→ **Dataset records**

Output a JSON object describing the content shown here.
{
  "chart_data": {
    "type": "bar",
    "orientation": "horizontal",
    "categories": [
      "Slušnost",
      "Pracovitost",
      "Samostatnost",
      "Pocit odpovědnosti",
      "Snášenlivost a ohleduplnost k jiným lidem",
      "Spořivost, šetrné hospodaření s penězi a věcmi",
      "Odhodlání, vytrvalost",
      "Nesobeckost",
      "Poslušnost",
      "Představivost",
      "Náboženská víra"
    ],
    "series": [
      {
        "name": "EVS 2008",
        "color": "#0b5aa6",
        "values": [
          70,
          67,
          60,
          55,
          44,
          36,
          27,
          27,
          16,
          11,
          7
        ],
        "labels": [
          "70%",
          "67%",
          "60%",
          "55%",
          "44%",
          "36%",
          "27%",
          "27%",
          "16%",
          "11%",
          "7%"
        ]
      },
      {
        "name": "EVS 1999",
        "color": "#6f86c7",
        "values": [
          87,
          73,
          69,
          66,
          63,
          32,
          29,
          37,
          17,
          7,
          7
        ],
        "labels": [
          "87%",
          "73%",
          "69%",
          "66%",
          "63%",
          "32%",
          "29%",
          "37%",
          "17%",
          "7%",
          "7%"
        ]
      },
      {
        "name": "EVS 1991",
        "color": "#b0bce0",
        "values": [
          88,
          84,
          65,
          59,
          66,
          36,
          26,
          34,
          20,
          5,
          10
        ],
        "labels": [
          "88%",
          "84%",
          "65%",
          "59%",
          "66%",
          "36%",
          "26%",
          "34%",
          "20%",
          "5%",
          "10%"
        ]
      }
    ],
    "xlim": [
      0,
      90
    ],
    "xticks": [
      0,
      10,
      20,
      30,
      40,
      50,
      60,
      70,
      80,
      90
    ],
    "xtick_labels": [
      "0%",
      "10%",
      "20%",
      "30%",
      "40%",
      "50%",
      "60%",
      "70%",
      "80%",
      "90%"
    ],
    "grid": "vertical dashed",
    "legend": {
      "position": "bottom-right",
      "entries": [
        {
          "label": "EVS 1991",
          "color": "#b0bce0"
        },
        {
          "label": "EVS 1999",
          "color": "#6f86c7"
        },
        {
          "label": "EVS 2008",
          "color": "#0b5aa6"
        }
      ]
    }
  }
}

==

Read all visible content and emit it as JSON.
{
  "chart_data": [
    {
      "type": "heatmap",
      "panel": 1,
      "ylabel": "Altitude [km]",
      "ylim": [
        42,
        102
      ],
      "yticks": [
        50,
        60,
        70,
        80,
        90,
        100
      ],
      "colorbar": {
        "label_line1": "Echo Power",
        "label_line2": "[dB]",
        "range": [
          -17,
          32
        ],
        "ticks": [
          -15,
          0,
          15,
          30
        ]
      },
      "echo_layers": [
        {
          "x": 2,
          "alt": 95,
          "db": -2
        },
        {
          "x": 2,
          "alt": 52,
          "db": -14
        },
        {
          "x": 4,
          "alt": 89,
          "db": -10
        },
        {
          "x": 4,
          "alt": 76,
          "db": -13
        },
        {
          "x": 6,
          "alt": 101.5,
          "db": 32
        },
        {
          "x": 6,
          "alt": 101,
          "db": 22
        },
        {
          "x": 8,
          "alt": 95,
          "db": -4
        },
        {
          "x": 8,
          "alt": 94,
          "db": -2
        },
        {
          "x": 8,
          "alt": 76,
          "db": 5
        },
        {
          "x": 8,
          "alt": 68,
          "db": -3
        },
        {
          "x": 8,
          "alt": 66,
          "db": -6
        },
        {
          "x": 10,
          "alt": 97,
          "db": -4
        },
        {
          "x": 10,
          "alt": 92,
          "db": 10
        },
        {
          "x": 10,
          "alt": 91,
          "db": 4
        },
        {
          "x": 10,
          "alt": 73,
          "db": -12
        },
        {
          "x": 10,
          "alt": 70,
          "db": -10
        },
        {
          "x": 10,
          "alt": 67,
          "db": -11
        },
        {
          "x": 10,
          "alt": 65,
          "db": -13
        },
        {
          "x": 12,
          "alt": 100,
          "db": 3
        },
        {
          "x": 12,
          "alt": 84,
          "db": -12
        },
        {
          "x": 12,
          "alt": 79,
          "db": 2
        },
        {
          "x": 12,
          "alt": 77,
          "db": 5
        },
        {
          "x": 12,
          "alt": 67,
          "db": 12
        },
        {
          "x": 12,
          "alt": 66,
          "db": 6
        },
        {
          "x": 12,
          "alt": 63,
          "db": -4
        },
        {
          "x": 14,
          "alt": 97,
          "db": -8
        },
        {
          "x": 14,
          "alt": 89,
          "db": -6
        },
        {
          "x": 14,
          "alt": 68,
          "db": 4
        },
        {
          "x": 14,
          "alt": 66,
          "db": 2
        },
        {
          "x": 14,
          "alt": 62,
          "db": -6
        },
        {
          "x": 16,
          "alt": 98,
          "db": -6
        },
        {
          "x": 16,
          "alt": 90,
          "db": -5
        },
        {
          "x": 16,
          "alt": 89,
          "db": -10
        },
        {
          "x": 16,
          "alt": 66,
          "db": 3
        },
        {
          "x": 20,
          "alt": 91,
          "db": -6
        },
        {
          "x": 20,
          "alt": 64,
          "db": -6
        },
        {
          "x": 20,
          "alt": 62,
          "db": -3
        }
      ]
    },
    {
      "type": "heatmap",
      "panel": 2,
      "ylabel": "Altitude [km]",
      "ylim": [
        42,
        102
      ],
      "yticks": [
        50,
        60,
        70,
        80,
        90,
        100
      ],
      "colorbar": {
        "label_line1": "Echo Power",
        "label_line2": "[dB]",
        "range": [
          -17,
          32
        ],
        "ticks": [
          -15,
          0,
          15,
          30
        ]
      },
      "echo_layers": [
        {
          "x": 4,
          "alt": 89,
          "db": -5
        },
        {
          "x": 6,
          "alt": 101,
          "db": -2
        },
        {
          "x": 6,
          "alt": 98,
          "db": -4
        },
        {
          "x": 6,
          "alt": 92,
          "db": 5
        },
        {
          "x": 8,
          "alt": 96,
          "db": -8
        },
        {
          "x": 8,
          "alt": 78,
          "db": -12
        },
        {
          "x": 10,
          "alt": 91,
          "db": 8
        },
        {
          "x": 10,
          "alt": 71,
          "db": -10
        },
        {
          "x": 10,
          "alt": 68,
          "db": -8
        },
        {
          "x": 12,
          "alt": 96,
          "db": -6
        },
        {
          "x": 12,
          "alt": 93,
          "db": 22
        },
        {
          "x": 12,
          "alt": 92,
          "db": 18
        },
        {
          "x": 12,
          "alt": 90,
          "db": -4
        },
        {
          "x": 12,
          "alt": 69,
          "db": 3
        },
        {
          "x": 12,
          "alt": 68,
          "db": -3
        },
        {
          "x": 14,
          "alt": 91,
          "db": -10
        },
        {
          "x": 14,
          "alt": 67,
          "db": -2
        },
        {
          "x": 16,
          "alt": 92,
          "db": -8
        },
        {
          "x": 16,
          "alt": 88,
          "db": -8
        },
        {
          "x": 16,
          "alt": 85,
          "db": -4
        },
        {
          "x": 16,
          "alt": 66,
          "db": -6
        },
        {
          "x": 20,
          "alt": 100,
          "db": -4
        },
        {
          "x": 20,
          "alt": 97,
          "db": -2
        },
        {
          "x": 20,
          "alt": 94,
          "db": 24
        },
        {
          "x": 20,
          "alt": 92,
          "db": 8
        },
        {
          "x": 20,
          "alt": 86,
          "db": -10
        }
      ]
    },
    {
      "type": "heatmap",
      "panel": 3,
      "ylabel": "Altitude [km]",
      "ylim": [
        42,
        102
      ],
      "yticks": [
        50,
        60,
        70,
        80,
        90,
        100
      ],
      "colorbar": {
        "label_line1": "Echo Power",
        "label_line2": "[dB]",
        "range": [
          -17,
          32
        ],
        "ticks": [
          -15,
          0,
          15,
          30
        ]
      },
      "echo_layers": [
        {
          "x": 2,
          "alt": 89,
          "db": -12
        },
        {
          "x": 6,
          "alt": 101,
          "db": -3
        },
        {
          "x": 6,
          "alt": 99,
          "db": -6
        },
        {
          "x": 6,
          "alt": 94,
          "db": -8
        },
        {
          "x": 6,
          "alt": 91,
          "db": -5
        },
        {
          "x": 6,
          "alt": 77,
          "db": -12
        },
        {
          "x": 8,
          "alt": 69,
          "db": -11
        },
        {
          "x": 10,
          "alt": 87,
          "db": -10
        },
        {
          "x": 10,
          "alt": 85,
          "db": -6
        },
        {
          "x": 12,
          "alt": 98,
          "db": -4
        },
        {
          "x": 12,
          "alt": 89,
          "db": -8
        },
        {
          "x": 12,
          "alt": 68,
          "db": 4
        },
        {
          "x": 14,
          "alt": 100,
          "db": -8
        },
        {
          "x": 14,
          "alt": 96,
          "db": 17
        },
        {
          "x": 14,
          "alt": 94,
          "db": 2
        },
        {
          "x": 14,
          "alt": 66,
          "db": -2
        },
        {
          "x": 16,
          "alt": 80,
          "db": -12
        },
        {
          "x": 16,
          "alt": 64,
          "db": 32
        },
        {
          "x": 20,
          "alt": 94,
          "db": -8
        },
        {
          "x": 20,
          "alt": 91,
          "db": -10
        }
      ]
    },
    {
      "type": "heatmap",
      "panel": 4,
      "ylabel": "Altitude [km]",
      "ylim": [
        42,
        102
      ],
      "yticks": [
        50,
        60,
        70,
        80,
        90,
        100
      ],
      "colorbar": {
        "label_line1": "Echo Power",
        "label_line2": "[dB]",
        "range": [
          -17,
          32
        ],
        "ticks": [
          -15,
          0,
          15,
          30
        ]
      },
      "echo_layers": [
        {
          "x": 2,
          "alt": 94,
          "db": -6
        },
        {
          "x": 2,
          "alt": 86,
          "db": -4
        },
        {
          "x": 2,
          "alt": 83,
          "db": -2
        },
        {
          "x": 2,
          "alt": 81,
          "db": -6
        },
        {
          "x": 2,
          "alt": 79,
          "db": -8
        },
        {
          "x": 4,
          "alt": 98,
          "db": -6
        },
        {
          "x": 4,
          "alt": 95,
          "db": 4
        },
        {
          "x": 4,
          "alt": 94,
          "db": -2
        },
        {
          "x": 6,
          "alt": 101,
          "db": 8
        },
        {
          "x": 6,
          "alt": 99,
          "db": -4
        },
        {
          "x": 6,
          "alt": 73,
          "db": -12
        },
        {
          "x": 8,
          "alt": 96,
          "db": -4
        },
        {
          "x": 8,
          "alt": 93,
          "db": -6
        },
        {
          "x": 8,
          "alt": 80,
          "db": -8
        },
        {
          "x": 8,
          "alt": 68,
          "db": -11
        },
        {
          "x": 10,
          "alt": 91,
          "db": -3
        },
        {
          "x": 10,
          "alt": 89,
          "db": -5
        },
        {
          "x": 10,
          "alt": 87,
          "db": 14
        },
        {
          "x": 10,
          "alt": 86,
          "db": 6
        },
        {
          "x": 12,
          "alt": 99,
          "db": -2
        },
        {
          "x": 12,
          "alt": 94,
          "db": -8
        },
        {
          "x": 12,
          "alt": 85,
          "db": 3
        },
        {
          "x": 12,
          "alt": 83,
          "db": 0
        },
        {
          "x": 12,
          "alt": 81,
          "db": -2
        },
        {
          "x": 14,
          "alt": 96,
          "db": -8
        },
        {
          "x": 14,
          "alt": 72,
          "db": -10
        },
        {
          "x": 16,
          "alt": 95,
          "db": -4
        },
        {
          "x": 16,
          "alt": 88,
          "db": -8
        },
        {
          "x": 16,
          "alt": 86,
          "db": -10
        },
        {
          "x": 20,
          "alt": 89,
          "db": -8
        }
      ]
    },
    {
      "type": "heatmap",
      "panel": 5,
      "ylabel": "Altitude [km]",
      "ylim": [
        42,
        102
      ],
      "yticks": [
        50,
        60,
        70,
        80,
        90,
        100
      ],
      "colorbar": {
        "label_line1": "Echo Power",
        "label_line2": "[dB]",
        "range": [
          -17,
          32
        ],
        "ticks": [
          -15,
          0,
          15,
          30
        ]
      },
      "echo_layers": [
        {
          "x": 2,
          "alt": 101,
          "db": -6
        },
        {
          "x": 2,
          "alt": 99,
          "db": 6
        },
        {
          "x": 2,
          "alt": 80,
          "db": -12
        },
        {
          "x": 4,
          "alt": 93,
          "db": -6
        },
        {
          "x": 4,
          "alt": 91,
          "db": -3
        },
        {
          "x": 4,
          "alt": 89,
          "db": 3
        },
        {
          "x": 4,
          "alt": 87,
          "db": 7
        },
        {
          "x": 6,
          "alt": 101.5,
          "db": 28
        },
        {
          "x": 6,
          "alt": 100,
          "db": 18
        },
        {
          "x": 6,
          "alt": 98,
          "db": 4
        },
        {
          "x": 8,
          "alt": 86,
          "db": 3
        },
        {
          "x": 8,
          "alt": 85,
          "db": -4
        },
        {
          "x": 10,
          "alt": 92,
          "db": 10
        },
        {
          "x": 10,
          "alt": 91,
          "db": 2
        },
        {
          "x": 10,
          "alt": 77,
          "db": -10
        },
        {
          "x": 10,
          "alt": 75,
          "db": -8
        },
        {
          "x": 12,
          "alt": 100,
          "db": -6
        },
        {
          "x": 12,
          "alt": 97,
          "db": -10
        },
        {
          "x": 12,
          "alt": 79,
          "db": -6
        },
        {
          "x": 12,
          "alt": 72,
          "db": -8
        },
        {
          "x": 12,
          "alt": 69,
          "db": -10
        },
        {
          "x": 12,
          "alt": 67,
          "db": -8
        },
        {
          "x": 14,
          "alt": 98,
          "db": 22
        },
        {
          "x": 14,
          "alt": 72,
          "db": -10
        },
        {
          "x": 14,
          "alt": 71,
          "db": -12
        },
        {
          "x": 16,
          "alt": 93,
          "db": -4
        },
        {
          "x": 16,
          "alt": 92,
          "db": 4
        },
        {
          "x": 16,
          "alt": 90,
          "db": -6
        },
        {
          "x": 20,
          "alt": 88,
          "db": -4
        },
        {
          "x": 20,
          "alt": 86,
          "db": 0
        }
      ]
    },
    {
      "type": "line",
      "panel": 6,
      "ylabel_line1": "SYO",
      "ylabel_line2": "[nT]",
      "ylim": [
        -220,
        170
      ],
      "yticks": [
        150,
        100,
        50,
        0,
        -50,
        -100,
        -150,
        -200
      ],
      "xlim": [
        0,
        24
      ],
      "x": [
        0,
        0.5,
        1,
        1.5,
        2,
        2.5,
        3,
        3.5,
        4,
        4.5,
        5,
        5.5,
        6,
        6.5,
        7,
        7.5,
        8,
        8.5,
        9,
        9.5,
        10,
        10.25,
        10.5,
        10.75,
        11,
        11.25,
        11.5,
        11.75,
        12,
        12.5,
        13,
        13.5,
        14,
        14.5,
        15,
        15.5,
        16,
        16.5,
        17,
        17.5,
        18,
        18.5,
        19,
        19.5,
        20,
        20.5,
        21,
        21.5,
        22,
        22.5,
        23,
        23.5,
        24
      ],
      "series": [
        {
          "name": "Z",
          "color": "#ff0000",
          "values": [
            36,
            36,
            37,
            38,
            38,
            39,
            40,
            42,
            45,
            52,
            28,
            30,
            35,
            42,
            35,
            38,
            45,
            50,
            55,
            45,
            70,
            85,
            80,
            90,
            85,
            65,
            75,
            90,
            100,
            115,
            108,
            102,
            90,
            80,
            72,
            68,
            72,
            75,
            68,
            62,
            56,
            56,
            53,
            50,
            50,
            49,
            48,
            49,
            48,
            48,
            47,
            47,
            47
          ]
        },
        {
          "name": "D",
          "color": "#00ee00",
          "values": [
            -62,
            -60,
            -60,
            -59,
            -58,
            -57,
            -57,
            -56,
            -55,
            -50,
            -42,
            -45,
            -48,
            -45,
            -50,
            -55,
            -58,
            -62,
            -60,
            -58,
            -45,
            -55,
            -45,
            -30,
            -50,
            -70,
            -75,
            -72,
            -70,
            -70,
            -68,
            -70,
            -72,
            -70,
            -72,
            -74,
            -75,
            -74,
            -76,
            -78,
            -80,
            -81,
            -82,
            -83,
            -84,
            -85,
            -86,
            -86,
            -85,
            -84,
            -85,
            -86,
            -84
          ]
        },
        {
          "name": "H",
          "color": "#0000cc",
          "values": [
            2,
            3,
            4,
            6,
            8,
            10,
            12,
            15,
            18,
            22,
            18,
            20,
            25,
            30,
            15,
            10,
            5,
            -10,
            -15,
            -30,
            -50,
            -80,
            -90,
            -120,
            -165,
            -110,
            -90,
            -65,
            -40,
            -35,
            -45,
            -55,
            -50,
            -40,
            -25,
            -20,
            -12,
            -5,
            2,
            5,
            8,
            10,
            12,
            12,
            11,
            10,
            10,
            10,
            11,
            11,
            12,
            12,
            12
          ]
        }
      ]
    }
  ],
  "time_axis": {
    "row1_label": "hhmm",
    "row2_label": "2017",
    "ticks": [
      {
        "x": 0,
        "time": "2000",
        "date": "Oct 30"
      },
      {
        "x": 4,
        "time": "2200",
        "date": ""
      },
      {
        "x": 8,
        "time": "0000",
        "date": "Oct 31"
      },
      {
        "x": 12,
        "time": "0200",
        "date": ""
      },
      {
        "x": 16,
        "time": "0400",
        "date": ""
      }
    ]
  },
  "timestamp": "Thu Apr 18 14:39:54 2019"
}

→ **Task to carry out**
Go over the records above and tally the lines with the word "panel" in them. Give the number alone.

→ **Exercise solution**
6